--- PROBLEM DESCRIPTION ---
In the sub-array sum difference article below, which data structure is named as a way to solve the problem?

Distinct Sub-array sum difference
Last Updated :
13 Sep, 2023
Given an array X[] of size N, then the task is to output the number of sub-arrays satisfying the given condition: The Sum of (X[i] – X[i+1]) in any sub-array from L to R(1<= L, R <= N) is not equal to X[R] – X[L].
Examples:
Input: N = 3, X[] = {20, 40, 60}
Output: 3
Explanation: There are three sub-arrays satisfying the given condition:
- X[1, 2] = (20 – 40) = -20, Which is not equal to (40 – 20) = 20.
- X[2, 3] = (40 – 60) = -20, Which is not equal to (60 – 40) = 20.
- X[1, 3] = (20 – 40) + (40 – 60) = -40, Which is not equal to (60 – 40) = 40. Hence, there are 3 sub-arrays.
Input: N = 5, X[] = {3, 4, 4, 5, 1}
Output: 9
Explanation: It can be verified that there are 9 sub-arrays satisfying the given conditions.
Approach: Implement the idea below to solve the problem
The problem is observation based and can be solved by using the HashMap data structure. For more clarification, see the Concept of Approach section below.
Concept of Approach:
- In this problem, one thing is to observe that if a subarray begins and ends with the same number, it won’t be considered an unstable subarray.

--- DATASET CONTENT ---
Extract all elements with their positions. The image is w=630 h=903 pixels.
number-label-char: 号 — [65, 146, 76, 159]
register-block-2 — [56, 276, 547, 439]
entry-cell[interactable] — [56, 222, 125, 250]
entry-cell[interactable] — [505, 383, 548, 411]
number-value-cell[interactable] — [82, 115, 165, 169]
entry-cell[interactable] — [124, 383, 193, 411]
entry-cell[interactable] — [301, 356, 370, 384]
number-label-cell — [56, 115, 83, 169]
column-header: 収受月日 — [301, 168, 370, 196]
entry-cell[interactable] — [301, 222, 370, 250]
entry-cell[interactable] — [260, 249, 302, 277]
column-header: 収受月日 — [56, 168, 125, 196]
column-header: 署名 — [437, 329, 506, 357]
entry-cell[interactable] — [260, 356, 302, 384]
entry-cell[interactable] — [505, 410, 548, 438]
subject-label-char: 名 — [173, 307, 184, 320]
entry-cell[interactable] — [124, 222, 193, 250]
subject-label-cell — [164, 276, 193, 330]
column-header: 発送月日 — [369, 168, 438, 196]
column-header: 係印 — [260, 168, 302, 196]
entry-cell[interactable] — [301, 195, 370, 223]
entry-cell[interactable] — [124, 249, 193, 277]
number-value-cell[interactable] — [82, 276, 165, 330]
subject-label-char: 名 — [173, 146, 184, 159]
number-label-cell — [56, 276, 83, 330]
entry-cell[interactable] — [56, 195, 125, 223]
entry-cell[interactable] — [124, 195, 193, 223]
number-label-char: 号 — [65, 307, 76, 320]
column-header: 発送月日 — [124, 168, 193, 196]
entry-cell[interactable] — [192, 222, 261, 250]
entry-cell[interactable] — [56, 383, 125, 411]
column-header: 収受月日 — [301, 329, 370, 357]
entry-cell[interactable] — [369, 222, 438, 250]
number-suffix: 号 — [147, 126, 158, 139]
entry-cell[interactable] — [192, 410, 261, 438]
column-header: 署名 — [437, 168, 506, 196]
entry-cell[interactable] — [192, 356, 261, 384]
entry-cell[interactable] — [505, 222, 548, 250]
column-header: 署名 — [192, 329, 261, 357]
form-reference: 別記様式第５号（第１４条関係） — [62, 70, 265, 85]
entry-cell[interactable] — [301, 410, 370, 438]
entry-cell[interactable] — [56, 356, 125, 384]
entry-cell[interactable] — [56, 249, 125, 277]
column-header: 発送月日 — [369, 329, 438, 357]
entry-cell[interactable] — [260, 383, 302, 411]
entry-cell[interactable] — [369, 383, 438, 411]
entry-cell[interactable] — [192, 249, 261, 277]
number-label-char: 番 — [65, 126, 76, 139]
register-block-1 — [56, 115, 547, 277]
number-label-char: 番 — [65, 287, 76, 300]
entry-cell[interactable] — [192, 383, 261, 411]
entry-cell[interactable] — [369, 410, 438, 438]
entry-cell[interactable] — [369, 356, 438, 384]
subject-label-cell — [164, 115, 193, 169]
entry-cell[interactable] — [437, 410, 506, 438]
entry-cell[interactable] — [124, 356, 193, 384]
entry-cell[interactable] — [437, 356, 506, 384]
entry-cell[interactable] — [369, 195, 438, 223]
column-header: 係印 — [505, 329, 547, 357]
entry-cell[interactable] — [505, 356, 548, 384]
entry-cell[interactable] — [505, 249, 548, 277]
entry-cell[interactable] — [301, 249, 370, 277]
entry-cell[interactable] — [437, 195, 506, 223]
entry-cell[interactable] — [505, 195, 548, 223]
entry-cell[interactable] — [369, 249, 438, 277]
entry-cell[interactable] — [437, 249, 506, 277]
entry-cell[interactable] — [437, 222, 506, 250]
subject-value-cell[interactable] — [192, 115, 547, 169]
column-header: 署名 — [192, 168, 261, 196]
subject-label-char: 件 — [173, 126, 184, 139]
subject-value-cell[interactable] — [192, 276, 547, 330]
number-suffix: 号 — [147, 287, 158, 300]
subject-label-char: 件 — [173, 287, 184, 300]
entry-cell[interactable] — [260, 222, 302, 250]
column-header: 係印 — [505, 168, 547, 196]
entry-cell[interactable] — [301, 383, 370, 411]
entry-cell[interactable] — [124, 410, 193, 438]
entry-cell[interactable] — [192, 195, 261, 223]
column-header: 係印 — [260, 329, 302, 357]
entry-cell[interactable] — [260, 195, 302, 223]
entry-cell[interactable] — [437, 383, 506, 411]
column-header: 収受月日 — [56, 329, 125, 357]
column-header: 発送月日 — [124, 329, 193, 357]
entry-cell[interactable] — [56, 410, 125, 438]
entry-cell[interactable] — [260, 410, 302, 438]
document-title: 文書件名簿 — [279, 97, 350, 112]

--- ANSWER TO THIS PROBLEM ---
The HashMap data structure.